# Written task
Locate the word "from" in the entries below, then gather every line that holds it.

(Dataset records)
- - -
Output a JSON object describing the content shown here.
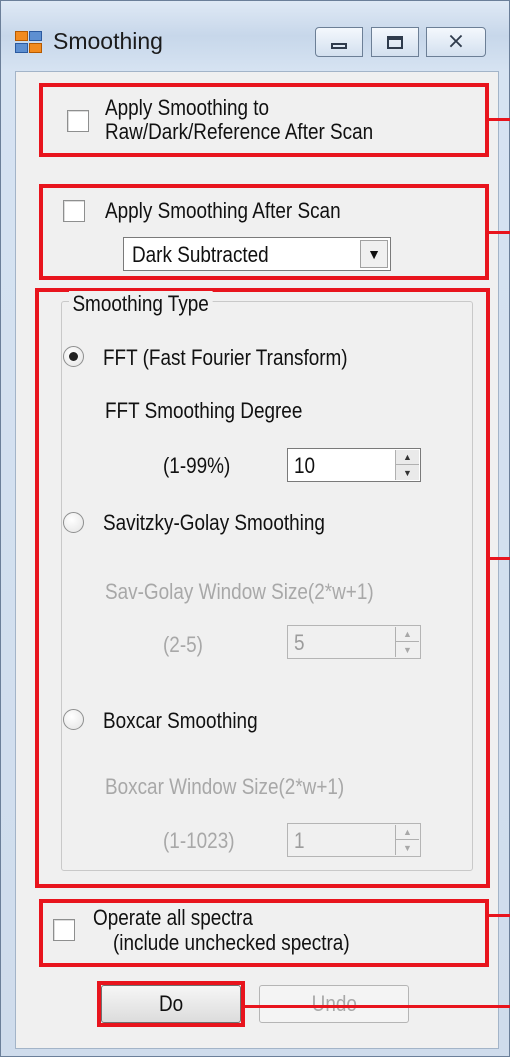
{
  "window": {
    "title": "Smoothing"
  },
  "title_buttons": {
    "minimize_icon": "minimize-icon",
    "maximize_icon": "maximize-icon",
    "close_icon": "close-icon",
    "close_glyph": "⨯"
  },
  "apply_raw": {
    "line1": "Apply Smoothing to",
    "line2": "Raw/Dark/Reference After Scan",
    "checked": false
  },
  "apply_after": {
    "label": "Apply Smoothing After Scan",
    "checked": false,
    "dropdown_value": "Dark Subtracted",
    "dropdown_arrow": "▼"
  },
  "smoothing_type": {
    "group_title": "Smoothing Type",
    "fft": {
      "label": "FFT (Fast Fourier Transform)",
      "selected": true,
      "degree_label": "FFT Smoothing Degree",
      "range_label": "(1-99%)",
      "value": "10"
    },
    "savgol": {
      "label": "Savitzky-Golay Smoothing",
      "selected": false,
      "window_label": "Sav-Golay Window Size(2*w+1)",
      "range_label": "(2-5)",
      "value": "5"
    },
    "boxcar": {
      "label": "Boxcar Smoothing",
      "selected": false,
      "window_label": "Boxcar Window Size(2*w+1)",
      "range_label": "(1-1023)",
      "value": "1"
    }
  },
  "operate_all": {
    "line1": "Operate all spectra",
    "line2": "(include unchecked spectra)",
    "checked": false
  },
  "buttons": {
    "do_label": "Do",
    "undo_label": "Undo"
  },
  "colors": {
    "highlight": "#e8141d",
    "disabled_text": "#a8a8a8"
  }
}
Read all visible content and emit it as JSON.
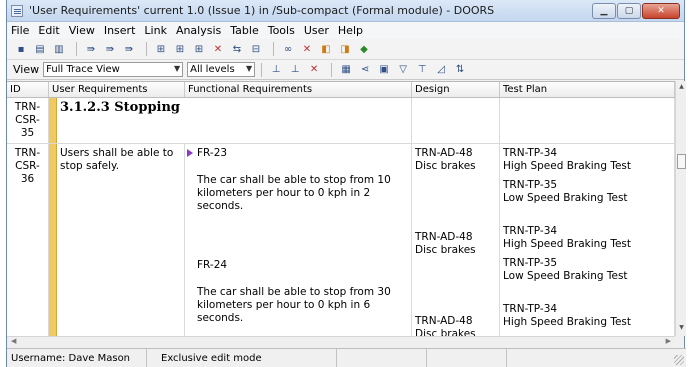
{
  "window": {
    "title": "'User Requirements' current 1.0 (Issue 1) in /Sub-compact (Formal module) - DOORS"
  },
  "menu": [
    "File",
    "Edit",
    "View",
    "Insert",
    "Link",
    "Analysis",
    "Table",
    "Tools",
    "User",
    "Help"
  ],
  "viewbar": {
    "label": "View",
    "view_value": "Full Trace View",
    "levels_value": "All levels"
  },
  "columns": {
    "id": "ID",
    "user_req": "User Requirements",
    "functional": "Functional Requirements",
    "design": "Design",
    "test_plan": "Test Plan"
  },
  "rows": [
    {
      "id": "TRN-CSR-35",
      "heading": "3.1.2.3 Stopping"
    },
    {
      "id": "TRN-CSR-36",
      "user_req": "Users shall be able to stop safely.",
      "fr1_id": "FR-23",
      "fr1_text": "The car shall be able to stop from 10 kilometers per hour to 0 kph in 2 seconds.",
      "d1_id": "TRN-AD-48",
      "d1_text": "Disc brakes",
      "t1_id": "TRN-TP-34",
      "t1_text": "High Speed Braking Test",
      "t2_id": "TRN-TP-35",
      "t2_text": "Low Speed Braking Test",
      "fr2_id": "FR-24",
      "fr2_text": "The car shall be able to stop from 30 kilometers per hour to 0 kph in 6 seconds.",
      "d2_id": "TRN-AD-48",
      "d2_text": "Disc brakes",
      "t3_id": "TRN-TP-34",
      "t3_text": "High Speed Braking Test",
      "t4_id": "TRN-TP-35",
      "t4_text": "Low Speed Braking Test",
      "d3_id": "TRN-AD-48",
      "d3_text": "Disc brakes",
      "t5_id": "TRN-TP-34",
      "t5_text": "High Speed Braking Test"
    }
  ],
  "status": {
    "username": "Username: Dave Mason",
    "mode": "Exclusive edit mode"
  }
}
- - -
# Worked answer
      "fr1_text": "The car shall be able to stop from 10 kilometers per hour to 0 kph in 2 seconds.",
      "fr2_text": "The car shall be able to stop from 30 kilometers per hour to 0 kph in 6 seconds.",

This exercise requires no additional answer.